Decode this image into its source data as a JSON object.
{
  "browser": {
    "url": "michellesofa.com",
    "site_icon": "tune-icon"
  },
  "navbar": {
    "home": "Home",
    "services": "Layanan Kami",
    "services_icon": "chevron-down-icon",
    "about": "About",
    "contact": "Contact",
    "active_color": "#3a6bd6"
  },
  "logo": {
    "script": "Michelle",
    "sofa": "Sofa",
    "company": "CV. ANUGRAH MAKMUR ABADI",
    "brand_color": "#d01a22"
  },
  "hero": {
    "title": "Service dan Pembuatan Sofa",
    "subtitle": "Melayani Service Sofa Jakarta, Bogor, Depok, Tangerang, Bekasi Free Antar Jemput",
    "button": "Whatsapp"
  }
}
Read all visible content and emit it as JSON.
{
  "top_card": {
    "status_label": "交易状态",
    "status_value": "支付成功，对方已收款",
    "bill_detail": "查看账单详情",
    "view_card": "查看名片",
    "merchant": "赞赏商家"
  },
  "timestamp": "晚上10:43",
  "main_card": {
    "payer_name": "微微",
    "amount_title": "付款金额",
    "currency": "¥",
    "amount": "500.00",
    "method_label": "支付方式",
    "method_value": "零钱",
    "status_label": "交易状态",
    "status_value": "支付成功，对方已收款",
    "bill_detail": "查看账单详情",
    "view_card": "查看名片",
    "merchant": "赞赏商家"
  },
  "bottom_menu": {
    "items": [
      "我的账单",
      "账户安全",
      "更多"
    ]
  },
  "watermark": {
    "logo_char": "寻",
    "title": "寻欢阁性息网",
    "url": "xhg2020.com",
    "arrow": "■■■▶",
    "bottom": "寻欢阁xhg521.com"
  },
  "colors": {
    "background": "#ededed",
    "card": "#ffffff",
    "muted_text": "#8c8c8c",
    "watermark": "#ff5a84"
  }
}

» **EXERCISE AIM**:
Your task is to pick out every line with the string "icon" and copy it.

» **ANSWER**:
    "site_icon": "tune-icon"
    "services_icon": "chevron-down-icon",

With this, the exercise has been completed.